__INSTRUCTIONS FOR THE TASK__:
In the listing that follows, count the lines holding the word "structured" and report only that number.
╭──
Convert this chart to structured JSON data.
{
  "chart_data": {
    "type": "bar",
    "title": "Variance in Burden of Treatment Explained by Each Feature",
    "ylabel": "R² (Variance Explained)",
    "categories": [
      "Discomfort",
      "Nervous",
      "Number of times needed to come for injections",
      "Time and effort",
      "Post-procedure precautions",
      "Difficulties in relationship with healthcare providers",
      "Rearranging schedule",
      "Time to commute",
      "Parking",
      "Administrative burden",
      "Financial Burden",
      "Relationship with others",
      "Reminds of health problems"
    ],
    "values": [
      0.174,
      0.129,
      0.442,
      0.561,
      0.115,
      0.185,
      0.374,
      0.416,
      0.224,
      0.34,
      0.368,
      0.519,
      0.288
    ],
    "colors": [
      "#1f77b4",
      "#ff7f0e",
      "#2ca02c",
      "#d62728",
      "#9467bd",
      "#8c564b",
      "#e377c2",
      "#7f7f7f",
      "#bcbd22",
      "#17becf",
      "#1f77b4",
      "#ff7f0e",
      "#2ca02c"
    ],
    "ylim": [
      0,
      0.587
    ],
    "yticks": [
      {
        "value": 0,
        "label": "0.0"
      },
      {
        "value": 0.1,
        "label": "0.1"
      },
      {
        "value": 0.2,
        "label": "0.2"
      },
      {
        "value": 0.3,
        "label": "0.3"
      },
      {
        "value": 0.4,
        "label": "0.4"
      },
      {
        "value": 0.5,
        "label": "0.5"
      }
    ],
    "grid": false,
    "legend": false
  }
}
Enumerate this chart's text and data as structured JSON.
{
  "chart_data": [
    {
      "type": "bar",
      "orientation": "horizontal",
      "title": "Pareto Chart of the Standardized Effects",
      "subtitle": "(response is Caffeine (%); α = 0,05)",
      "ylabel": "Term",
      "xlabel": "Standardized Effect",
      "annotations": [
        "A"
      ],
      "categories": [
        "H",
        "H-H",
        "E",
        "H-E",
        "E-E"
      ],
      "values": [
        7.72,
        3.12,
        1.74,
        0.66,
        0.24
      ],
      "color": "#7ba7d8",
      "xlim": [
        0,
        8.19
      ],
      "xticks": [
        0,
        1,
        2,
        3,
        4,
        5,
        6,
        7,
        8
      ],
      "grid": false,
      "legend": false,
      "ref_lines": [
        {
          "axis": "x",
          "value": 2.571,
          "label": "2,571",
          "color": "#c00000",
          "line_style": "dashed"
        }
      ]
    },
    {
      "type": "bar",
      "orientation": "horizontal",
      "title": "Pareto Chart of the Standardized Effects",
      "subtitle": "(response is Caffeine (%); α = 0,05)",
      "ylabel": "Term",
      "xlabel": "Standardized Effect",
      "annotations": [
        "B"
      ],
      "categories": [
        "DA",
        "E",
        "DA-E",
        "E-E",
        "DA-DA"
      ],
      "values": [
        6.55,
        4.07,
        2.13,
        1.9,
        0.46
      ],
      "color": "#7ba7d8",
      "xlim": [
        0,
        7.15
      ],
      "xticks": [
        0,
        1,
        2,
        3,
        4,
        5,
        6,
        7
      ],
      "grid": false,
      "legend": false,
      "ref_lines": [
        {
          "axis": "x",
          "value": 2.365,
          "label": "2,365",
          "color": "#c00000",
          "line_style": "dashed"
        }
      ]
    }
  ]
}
╰──
__REPLY TO THE TASK__:
2